### [Set exercise]
Render every entry exactly as it appears.

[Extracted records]
* * *
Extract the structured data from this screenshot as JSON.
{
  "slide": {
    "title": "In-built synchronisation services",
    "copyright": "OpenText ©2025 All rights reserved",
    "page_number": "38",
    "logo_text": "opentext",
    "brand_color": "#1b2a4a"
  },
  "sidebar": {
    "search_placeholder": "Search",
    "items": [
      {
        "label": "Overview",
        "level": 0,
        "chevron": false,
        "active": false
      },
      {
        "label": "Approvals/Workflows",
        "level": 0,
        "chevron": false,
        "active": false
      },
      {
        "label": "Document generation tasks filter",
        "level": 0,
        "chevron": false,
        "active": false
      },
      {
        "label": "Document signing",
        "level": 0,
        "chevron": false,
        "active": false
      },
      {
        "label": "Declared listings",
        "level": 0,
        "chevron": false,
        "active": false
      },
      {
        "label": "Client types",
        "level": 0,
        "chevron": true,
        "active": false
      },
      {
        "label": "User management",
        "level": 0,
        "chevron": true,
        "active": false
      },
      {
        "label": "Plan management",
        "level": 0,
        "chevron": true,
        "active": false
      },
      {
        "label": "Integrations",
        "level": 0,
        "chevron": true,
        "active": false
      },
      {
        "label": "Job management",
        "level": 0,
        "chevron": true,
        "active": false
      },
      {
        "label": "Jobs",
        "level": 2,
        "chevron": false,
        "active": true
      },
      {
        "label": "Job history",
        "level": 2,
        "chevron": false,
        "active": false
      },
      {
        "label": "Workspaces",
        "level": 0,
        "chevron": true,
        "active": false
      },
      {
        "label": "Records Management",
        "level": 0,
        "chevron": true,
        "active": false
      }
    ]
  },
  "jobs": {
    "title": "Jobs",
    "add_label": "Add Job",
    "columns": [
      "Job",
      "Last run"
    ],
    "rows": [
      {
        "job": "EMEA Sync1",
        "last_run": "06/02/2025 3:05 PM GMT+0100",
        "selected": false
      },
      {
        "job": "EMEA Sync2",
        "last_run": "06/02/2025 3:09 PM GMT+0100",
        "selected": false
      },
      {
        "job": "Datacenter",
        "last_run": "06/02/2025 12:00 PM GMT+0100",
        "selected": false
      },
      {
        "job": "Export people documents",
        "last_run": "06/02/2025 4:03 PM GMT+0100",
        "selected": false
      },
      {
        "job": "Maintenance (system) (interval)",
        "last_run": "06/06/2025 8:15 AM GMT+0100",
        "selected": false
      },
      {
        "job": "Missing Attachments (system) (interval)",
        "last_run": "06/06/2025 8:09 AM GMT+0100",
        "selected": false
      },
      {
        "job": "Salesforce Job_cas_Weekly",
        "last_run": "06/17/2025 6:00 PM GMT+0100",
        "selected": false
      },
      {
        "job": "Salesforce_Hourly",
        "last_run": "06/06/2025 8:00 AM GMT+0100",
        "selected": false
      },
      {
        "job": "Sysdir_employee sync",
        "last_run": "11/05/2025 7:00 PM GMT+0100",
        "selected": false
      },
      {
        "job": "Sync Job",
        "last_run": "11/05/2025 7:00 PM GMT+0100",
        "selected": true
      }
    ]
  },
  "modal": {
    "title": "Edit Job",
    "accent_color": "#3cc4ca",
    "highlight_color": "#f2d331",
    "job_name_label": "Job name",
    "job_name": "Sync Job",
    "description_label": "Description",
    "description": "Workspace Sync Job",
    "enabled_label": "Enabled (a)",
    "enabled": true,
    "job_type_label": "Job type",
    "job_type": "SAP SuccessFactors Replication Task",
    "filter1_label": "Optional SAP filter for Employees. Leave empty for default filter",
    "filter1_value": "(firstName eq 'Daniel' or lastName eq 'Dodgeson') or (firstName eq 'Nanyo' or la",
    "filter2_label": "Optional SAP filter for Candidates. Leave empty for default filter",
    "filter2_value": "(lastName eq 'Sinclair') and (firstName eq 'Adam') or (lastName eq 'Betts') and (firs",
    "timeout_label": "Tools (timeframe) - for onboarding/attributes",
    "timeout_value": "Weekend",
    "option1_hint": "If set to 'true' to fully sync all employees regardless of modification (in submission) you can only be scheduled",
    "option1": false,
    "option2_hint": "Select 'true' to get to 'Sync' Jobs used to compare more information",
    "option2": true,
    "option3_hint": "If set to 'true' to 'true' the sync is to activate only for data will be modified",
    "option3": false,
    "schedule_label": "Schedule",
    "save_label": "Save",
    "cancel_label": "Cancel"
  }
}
* * *
### [Finished exercise]
Extract the structured data from this screenshot as JSON.
{
  "slide": {
    "title": "In-built synchronisation services",
    "copyright": "OpenText ©2025 All rights reserved",
    "page_number": "38",
    "logo_text": "opentext",
    "brand_color": "#1b2a4a"
  },
  "sidebar": {
    "search_placeholder": "Search",
    "items": [
      {
        "label": "Overview",
        "level": 0,
        "chevron": false,
        "active": false
      },
      {
        "label": "Approvals/Workflows",
        "level": 0,
        "chevron": false,
        "active": false
      },
      {
        "label": "Document generation tasks filter",
        "level": 0,
        "chevron": false,
        "active": false
      },
      {
        "label": "Document signing",
        "level": 0,
        "chevron": false,
        "active": false
      },
      {
        "label": "Declared listings",
        "level": 0,
        "chevron": false,
        "active": false
      },
      {
        "label": "Client types",
        "level": 0,
        "chevron": true,
        "active": false
      },
      {
        "label": "User management",
        "level": 0,
        "chevron": true,
        "active": false
      },
      {
        "label": "Plan management",
        "level": 0,
        "chevron": true,
        "active": false
      },
      {
        "label": "Integrations",
        "level": 0,
        "chevron": true,
        "active": false
      },
      {
        "label": "Job management",
        "level": 0,
        "chevron": true,
        "active": false
      },
      {
        "label": "Jobs",
        "level": 2,
        "chevron": false,
        "active": true
      },
      {
        "label": "Job history",
        "level": 2,
        "chevron": false,
        "active": false
      },
      {
        "label": "Workspaces",
        "level": 0,
        "chevron": true,
        "active": false
      },
      {
        "label": "Records Management",
        "level": 0,
        "chevron": true,
        "active": false
      }
    ]
  },
  "jobs": {
    "title": "Jobs",
    "add_label": "Add Job",
    "columns": [
      "Job",
      "Last run"
    ],
    "rows": [
      {
        "job": "EMEA Sync1",
        "last_run": "06/02/2025 3:05 PM GMT+0100",
        "selected": false
      },
      {
        "job": "EMEA Sync2",
        "last_run": "06/02/2025 3:09 PM GMT+0100",
        "selected": false
      },
      {
        "job": "Datacenter",
        "last_run": "06/02/2025 12:00 PM GMT+0100",
        "selected": false
      },
      {
        "job": "Export people documents",
        "last_run": "06/02/2025 4:03 PM GMT+0100",
        "selected": false
      },
      {
        "job": "Maintenance (system) (interval)",
        "last_run": "06/06/2025 8:15 AM GMT+0100",
        "selected": false
      },
      {
        "job": "Missing Attachments (system) (interval)",
        "last_run": "06/06/2025 8:09 AM GMT+0100",
        "selected": false
      },
      {
        "job": "Salesforce Job_cas_Weekly",
        "last_run": "06/17/2025 6:00 PM GMT+0100",
        "selected": false
      },
      {
        "job": "Salesforce_Hourly",
        "last_run": "06/06/2025 8:00 AM GMT+0100",
        "selected": false
      },
      {
        "job": "Sysdir_employee sync",
        "last_run": "11/05/2025 7:00 PM GMT+0100",
        "selected": false
      },
      {
        "job": "Sync Job",
        "last_run": "11/05/2025 7:00 PM GMT+0100",
        "selected": true
      }
    ]
  },
  "modal": {
    "title": "Edit Job",
    "accent_color": "#3cc4ca",
    "highlight_color": "#f2d331",
    "job_name_label": "Job name",
    "job_name": "Sync Job",
    "description_label": "Description",
    "description": "Workspace Sync Job",
    "enabled_label": "Enabled (a)",
    "enabled": true,
    "job_type_label": "Job type",
    "job_type": "SAP SuccessFactors Replication Task",
    "filter1_label": "Optional SAP filter for Employees. Leave empty for default filter",
    "filter1_value": "(firstName eq 'Daniel' or lastName eq 'Dodgeson') or (firstName eq 'Nanyo' or la",
    "filter2_label": "Optional SAP filter for Candidates. Leave empty for default filter",
    "filter2_value": "(lastName eq 'Sinclair') and (firstName eq 'Adam') or (lastName eq 'Betts') and (firs",
    "timeout_label": "Tools (timeframe) - for onboarding/attributes",
    "timeout_value": "Weekend",
    "option1_hint": "If set to 'true' to fully sync all employees regardless of modification (in submission) you can only be scheduled",
    "option1": false,
    "option2_hint": "Select 'true' to get to 'Sync' Jobs used to compare more information",
    "option2": true,
    "option3_hint": "If set to 'true' to 'true' the sync is to activate only for data will be modified",
    "option3": false,
    "schedule_label": "Schedule",
    "save_label": "Save",
    "cancel_label": "Cancel"
  }
}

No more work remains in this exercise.